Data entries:
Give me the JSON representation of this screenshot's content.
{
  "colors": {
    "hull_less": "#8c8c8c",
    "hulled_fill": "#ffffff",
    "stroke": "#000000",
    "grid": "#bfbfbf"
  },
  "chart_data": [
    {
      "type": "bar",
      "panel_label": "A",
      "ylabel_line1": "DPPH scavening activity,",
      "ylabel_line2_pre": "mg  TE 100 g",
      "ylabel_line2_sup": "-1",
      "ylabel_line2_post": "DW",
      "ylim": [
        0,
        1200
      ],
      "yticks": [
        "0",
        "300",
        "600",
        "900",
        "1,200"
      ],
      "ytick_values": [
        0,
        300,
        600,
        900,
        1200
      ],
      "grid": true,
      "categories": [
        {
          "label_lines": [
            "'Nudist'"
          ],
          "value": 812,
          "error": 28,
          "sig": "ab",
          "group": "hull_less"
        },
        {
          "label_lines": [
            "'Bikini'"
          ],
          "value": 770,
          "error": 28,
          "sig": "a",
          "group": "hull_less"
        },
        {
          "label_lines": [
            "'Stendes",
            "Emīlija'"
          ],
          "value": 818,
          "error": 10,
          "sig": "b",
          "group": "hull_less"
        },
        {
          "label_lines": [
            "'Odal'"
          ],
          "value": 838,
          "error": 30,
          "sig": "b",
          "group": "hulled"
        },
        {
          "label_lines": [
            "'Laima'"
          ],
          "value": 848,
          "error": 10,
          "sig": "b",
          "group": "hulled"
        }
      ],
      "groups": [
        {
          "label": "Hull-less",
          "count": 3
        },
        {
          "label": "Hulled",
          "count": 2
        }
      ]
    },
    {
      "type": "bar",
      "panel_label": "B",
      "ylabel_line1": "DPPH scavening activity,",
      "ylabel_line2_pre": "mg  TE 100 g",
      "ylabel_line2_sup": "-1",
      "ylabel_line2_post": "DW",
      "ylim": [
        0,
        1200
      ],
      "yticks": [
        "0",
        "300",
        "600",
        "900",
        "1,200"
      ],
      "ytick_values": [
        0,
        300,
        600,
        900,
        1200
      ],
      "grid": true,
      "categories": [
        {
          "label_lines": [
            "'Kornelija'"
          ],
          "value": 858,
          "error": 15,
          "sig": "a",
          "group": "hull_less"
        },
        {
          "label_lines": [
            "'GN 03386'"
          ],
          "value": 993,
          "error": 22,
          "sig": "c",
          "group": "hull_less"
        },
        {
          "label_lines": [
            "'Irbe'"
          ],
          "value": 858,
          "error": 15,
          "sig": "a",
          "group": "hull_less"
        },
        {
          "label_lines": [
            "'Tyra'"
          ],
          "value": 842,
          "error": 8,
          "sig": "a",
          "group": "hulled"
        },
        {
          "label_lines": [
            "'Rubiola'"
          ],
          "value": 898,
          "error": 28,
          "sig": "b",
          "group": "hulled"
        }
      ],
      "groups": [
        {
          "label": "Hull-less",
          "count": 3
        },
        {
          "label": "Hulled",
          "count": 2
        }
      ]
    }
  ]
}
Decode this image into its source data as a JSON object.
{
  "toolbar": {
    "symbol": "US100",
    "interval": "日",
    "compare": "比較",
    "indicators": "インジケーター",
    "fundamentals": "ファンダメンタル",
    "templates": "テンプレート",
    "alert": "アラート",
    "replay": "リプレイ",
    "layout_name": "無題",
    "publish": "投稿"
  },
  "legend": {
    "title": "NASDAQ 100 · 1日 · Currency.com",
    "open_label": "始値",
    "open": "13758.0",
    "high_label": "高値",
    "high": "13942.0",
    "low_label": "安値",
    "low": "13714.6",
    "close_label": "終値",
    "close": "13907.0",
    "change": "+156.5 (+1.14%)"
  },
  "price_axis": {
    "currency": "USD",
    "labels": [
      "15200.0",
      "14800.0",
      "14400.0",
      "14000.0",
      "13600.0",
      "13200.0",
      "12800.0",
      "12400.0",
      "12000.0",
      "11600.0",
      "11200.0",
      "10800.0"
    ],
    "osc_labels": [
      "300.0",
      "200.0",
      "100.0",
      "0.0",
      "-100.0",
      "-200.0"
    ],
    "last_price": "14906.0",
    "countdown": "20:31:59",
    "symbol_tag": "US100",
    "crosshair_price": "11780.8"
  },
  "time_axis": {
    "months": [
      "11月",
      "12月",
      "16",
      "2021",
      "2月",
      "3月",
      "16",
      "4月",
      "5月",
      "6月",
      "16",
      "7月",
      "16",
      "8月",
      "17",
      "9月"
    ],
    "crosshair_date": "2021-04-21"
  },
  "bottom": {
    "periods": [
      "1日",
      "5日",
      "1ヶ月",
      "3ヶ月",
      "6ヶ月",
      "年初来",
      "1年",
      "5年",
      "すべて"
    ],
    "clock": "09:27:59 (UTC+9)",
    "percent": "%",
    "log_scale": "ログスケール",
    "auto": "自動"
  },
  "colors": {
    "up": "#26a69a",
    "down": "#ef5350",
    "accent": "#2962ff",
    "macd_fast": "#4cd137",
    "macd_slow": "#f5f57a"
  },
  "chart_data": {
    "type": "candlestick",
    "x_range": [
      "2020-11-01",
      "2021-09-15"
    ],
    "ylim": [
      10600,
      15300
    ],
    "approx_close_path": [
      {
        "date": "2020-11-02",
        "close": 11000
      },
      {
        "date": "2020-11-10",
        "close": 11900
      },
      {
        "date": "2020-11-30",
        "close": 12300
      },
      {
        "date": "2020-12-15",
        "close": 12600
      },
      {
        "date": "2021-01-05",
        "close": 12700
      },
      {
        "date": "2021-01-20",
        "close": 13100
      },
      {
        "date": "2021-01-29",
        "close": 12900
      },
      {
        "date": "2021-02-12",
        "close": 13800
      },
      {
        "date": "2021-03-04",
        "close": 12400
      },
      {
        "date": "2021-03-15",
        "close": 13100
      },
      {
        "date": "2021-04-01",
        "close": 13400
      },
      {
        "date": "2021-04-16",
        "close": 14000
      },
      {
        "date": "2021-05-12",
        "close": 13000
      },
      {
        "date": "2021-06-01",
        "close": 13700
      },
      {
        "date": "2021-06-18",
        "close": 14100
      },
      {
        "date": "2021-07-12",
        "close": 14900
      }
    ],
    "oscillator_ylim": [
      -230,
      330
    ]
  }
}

[REQUIREMENT] Determine how many lines in the listing above hold the word "this", answering with the number only.

[COMPLETE OUTPUT] 2